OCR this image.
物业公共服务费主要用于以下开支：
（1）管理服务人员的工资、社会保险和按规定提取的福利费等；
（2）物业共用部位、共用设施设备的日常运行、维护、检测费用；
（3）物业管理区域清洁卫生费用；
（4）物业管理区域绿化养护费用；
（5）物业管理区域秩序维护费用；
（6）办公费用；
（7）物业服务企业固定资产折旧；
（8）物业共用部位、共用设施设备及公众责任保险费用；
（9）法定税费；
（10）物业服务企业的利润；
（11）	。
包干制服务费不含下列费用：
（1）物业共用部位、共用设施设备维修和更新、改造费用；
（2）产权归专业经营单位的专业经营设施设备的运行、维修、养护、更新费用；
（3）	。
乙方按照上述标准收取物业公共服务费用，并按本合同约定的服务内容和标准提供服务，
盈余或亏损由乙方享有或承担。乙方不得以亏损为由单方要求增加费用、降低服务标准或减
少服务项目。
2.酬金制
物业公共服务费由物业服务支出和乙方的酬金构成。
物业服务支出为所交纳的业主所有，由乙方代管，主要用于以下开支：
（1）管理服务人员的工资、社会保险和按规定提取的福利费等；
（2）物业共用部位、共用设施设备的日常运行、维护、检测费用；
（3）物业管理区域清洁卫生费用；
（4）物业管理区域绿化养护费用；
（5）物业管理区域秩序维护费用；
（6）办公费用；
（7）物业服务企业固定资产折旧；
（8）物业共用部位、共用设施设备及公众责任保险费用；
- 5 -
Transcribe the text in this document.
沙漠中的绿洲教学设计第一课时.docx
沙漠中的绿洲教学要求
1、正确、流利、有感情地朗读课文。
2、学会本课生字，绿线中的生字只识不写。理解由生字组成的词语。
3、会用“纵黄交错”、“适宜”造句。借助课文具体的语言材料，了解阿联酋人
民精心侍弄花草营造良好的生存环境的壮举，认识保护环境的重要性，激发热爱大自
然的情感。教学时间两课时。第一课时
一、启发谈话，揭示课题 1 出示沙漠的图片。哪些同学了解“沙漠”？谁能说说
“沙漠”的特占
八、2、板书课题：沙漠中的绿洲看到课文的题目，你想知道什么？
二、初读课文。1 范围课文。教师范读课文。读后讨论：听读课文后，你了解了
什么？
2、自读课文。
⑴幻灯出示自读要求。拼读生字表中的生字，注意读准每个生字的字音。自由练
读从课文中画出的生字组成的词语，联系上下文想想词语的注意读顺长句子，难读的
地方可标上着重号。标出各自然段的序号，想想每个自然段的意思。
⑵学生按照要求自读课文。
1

Task to complete: Please quote the records above exactly, without skipping a line.

Full output:
OCR this image.
物业公共服务费主要用于以下开支：
（1）管理服务人员的工资、社会保险和按规定提取的福利费等；
（2）物业共用部位、共用设施设备的日常运行、维护、检测费用；
（3）物业管理区域清洁卫生费用；
（4）物业管理区域绿化养护费用；
（5）物业管理区域秩序维护费用；
（6）办公费用；
（7）物业服务企业固定资产折旧；
（8）物业共用部位、共用设施设备及公众责任保险费用；
（9）法定税费；
（10）物业服务企业的利润；
（11）	。
包干制服务费不含下列费用：
（1）物业共用部位、共用设施设备维修和更新、改造费用；
（2）产权归专业经营单位的专业经营设施设备的运行、维修、养护、更新费用；
（3）	。
乙方按照上述标准收取物业公共服务费用，并按本合同约定的服务内容和标准提供服务，
盈余或亏损由乙方享有或承担。乙方不得以亏损为由单方要求增加费用、降低服务标准或减
少服务项目。
2.酬金制
物业公共服务费由物业服务支出和乙方的酬金构成。
物业服务支出为所交纳的业主所有，由乙方代管，主要用于以下开支：
（1）管理服务人员的工资、社会保险和按规定提取的福利费等；
（2）物业共用部位、共用设施设备的日常运行、维护、检测费用；
（3）物业管理区域清洁卫生费用；
（4）物业管理区域绿化养护费用；
（5）物业管理区域秩序维护费用；
（6）办公费用；
（7）物业服务企业固定资产折旧；
（8）物业共用部位、共用设施设备及公众责任保险费用；
- 5 -
Transcribe the text in this document.
沙漠中的绿洲教学设计第一课时.docx
沙漠中的绿洲教学要求
1、正确、流利、有感情地朗读课文。
2、学会本课生字，绿线中的生字只识不写。理解由生字组成的词语。
3、会用“纵黄交错”、“适宜”造句。借助课文具体的语言材料，了解阿联酋人
民精心侍弄花草营造良好的生存环境的壮举，认识保护环境的重要性，激发热爱大自
然的情感。教学时间两课时。第一课时
一、启发谈话，揭示课题 1 出示沙漠的图片。哪些同学了解“沙漠”？谁能说说
“沙漠”的特占
八、2、板书课题：沙漠中的绿洲看到课文的题目，你想知道什么？
二、初读课文。1 范围课文。教师范读课文。读后讨论：听读课文后，你了解了
什么？
2、自读课文。
⑴幻灯出示自读要求。拼读生字表中的生字，注意读准每个生字的字音。自由练
读从课文中画出的生字组成的词语，联系上下文想想词语的注意读顺长句子，难读的
地方可标上着重号。标出各自然段的序号，想想每个自然段的意思。
⑵学生按照要求自读课文。
1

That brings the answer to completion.